■ WORK TO COMPLETE
Could you print all the entries exactly?

[Chart and figure data]
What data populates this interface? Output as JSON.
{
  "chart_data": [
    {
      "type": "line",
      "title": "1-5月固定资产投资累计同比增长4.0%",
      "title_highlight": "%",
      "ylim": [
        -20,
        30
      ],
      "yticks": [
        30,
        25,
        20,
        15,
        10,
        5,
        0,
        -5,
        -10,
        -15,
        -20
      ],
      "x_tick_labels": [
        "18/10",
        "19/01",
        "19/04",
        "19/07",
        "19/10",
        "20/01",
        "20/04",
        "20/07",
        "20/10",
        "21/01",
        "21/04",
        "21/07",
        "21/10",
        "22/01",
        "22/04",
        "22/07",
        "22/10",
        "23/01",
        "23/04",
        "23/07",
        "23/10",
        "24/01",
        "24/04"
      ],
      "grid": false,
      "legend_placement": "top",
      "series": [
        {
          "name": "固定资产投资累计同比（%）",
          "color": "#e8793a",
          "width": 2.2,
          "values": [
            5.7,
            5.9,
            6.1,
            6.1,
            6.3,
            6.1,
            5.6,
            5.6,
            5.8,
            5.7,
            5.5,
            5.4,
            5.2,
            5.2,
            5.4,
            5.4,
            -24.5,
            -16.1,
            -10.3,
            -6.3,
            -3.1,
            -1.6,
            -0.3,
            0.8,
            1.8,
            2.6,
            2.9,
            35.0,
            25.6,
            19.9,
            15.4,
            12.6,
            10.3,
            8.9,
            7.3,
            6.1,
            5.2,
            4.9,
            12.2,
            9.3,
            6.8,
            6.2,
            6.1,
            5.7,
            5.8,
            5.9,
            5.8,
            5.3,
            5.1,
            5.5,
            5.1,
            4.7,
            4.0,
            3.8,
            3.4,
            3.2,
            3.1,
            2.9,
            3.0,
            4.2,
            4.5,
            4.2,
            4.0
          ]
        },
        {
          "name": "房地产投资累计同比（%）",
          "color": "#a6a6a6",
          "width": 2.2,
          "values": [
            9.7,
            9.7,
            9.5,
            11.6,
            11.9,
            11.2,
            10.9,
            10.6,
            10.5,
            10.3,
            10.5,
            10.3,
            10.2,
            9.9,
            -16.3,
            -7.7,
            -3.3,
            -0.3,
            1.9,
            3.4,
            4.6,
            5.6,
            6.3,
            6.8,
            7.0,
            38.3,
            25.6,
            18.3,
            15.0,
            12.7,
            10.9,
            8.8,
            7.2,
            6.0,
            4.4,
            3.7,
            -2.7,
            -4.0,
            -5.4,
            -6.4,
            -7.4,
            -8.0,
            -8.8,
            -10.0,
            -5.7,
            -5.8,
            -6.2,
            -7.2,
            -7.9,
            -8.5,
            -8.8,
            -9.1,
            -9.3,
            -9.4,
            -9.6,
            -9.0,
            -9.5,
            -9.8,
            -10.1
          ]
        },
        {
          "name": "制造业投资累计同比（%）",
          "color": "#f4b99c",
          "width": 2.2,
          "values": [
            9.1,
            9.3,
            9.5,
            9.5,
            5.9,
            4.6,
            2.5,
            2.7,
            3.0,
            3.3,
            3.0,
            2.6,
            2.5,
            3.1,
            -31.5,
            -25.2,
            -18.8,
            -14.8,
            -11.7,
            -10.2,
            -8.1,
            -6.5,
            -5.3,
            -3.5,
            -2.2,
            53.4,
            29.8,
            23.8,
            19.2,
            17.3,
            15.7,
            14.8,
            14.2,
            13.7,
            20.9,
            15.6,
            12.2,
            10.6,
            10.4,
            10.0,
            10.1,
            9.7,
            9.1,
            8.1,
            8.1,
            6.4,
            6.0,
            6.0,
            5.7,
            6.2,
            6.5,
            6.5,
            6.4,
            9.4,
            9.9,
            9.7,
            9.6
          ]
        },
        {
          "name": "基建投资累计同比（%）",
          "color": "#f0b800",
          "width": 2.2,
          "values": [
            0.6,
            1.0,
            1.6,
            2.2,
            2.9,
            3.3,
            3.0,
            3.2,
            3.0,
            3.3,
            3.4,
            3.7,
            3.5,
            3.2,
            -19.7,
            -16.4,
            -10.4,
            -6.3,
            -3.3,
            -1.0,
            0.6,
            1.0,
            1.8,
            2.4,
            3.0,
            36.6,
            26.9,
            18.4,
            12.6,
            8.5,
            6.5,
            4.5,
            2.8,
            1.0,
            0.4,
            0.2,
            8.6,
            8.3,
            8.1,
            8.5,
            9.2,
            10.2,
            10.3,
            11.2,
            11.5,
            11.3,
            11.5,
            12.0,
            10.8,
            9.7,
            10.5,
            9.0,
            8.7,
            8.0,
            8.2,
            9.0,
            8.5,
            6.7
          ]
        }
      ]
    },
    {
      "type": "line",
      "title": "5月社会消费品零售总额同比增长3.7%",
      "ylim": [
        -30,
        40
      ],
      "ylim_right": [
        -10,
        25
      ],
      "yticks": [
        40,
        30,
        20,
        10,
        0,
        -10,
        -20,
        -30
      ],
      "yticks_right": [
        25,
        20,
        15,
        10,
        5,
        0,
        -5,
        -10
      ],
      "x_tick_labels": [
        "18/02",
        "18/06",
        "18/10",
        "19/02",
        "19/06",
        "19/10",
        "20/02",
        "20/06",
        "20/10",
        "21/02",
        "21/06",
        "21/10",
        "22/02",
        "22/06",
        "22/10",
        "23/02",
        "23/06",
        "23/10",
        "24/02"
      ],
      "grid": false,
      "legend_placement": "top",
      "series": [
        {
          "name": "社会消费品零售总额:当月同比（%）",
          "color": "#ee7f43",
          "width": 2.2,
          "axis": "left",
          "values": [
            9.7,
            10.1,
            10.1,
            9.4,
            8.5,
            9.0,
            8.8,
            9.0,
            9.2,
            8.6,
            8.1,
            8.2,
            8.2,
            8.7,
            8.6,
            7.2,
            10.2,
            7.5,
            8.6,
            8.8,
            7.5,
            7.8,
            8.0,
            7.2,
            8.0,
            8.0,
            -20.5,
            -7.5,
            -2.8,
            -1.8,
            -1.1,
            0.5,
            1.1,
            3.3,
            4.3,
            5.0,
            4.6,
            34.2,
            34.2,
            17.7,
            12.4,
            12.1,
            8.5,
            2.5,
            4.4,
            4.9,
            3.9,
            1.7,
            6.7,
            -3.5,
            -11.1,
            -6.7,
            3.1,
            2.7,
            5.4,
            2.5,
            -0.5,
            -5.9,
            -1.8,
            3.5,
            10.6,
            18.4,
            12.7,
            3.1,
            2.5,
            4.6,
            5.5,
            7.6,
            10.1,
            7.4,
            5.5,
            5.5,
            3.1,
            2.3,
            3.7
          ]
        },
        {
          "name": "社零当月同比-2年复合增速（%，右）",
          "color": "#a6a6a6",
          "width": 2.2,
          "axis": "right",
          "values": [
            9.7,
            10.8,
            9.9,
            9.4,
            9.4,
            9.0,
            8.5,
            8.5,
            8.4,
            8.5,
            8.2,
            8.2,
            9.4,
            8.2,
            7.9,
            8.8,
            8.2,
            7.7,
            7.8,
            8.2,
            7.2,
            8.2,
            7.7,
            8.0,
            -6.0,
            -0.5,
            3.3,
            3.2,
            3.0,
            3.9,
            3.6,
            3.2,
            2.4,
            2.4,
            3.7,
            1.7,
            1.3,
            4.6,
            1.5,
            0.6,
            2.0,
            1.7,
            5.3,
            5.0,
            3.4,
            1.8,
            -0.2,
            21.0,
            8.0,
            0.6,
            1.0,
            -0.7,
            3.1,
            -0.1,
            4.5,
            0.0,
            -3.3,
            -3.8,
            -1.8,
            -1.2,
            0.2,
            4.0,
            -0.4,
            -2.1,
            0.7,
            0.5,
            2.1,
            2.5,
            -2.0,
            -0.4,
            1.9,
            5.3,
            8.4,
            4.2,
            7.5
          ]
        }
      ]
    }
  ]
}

■ FULL SOLUTION
What data populates this interface? Output as JSON.
{
  "chart_data": [
    {
      "type": "line",
      "title": "1-5月固定资产投资累计同比增长4.0%",
      "title_highlight": "%",
      "ylim": [
        -20,
        30
      ],
      "yticks": [
        30,
        25,
        20,
        15,
        10,
        5,
        0,
        -5,
        -10,
        -15,
        -20
      ],
      "x_tick_labels": [
        "18/10",
        "19/01",
        "19/04",
        "19/07",
        "19/10",
        "20/01",
        "20/04",
        "20/07",
        "20/10",
        "21/01",
        "21/04",
        "21/07",
        "21/10",
        "22/01",
        "22/04",
        "22/07",
        "22/10",
        "23/01",
        "23/04",
        "23/07",
        "23/10",
        "24/01",
        "24/04"
      ],
      "grid": false,
      "legend_placement": "top",
      "series": [
        {
          "name": "固定资产投资累计同比（%）",
          "color": "#e8793a",
          "width": 2.2,
          "values": [
            5.7,
            5.9,
            6.1,
            6.1,
            6.3,
            6.1,
            5.6,
            5.6,
            5.8,
            5.7,
            5.5,
            5.4,
            5.2,
            5.2,
            5.4,
            5.4,
            -24.5,
            -16.1,
            -10.3,
            -6.3,
            -3.1,
            -1.6,
            -0.3,
            0.8,
            1.8,
            2.6,
            2.9,
            35.0,
            25.6,
            19.9,
            15.4,
            12.6,
            10.3,
            8.9,
            7.3,
            6.1,
            5.2,
            4.9,
            12.2,
            9.3,
            6.8,
            6.2,
            6.1,
            5.7,
            5.8,
            5.9,
            5.8,
            5.3,
            5.1,
            5.5,
            5.1,
            4.7,
            4.0,
            3.8,
            3.4,
            3.2,
            3.1,
            2.9,
            3.0,
            4.2,
            4.5,
            4.2,
            4.0
          ]
        },
        {
          "name": "房地产投资累计同比（%）",
          "color": "#a6a6a6",
          "width": 2.2,
          "values": [
            9.7,
            9.7,
            9.5,
            11.6,
            11.9,
            11.2,
            10.9,
            10.6,
            10.5,
            10.3,
            10.5,
            10.3,
            10.2,
            9.9,
            -16.3,
            -7.7,
            -3.3,
            -0.3,
            1.9,
            3.4,
            4.6,
            5.6,
            6.3,
            6.8,
            7.0,
            38.3,
            25.6,
            18.3,
            15.0,
            12.7,
            10.9,
            8.8,
            7.2,
            6.0,
            4.4,
            3.7,
            -2.7,
            -4.0,
            -5.4,
            -6.4,
            -7.4,
            -8.0,
            -8.8,
            -10.0,
            -5.7,
            -5.8,
            -6.2,
            -7.2,
            -7.9,
            -8.5,
            -8.8,
            -9.1,
            -9.3,
            -9.4,
            -9.6,
            -9.0,
            -9.5,
            -9.8,
            -10.1
          ]
        },
        {
          "name": "制造业投资累计同比（%）",
          "color": "#f4b99c",
          "width": 2.2,
          "values": [
            9.1,
            9.3,
            9.5,
            9.5,
            5.9,
            4.6,
            2.5,
            2.7,
            3.0,
            3.3,
            3.0,
            2.6,
            2.5,
            3.1,
            -31.5,
            -25.2,
            -18.8,
            -14.8,
            -11.7,
            -10.2,
            -8.1,
            -6.5,
            -5.3,
            -3.5,
            -2.2,
            53.4,
            29.8,
            23.8,
            19.2,
            17.3,
            15.7,
            14.8,
            14.2,
            13.7,
            20.9,
            15.6,
            12.2,
            10.6,
            10.4,
            10.0,
            10.1,
            9.7,
            9.1,
            8.1,
            8.1,
            6.4,
            6.0,
            6.0,
            5.7,
            6.2,
            6.5,
            6.5,
            6.4,
            9.4,
            9.9,
            9.7,
            9.6
          ]
        },
        {
          "name": "基建投资累计同比（%）",
          "color": "#f0b800",
          "width": 2.2,
          "values": [
            0.6,
            1.0,
            1.6,
            2.2,
            2.9,
            3.3,
            3.0,
            3.2,
            3.0,
            3.3,
            3.4,
            3.7,
            3.5,
            3.2,
            -19.7,
            -16.4,
            -10.4,
            -6.3,
            -3.3,
            -1.0,
            0.6,
            1.0,
            1.8,
            2.4,
            3.0,
            36.6,
            26.9,
            18.4,
            12.6,
            8.5,
            6.5,
            4.5,
            2.8,
            1.0,
            0.4,
            0.2,
            8.6,
            8.3,
            8.1,
            8.5,
            9.2,
            10.2,
            10.3,
            11.2,
            11.5,
            11.3,
            11.5,
            12.0,
            10.8,
            9.7,
            10.5,
            9.0,
            8.7,
            8.0,
            8.2,
            9.0,
            8.5,
            6.7
          ]
        }
      ]
    },
    {
      "type": "line",
      "title": "5月社会消费品零售总额同比增长3.7%",
      "ylim": [
        -30,
        40
      ],
      "ylim_right": [
        -10,
        25
      ],
      "yticks": [
        40,
        30,
        20,
        10,
        0,
        -10,
        -20,
        -30
      ],
      "yticks_right": [
        25,
        20,
        15,
        10,
        5,
        0,
        -5,
        -10
      ],
      "x_tick_labels": [
        "18/02",
        "18/06",
        "18/10",
        "19/02",
        "19/06",
        "19/10",
        "20/02",
        "20/06",
        "20/10",
        "21/02",
        "21/06",
        "21/10",
        "22/02",
        "22/06",
        "22/10",
        "23/02",
        "23/06",
        "23/10",
        "24/02"
      ],
      "grid": false,
      "legend_placement": "top",
      "series": [
        {
          "name": "社会消费品零售总额:当月同比（%）",
          "color": "#ee7f43",
          "width": 2.2,
          "axis": "left",
          "values": [
            9.7,
            10.1,
            10.1,
            9.4,
            8.5,
            9.0,
            8.8,
            9.0,
            9.2,
            8.6,
            8.1,
            8.2,
            8.2,
            8.7,
            8.6,
            7.2,
            10.2,
            7.5,
            8.6,
            8.8,
            7.5,
            7.8,
            8.0,
            7.2,
            8.0,
            8.0,
            -20.5,
            -7.5,
            -2.8,
            -1.8,
            -1.1,
            0.5,
            1.1,
            3.3,
            4.3,
            5.0,
            4.6,
            34.2,
            34.2,
            17.7,
            12.4,
            12.1,
            8.5,
            2.5,
            4.4,
            4.9,
            3.9,
            1.7,
            6.7,
            -3.5,
            -11.1,
            -6.7,
            3.1,
            2.7,
            5.4,
            2.5,
            -0.5,
            -5.9,
            -1.8,
            3.5,
            10.6,
            18.4,
            12.7,
            3.1,
            2.5,
            4.6,
            5.5,
            7.6,
            10.1,
            7.4,
            5.5,
            5.5,
            3.1,
            2.3,
            3.7
          ]
        },
        {
          "name": "社零当月同比-2年复合增速（%，右）",
          "color": "#a6a6a6",
          "width": 2.2,
          "axis": "right",
          "values": [
            9.7,
            10.8,
            9.9,
            9.4,
            9.4,
            9.0,
            8.5,
            8.5,
            8.4,
            8.5,
            8.2,
            8.2,
            9.4,
            8.2,
            7.9,
            8.8,
            8.2,
            7.7,
            7.8,
            8.2,
            7.2,
            8.2,
            7.7,
            8.0,
            -6.0,
            -0.5,
            3.3,
            3.2,
            3.0,
            3.9,
            3.6,
            3.2,
            2.4,
            2.4,
            3.7,
            1.7,
            1.3,
            4.6,
            1.5,
            0.6,
            2.0,
            1.7,
            5.3,
            5.0,
            3.4,
            1.8,
            -0.2,
            21.0,
            8.0,
            0.6,
            1.0,
            -0.7,
            3.1,
            -0.1,
            4.5,
            0.0,
            -3.3,
            -3.8,
            -1.8,
            -1.2,
            0.2,
            4.0,
            -0.4,
            -2.1,
            0.7,
            0.5,
            2.1,
            2.5,
            -2.0,
            -0.4,
            1.9,
            5.3,
            8.4,
            4.2,
            7.5
          ]
        }
      ]
    }
  ]
}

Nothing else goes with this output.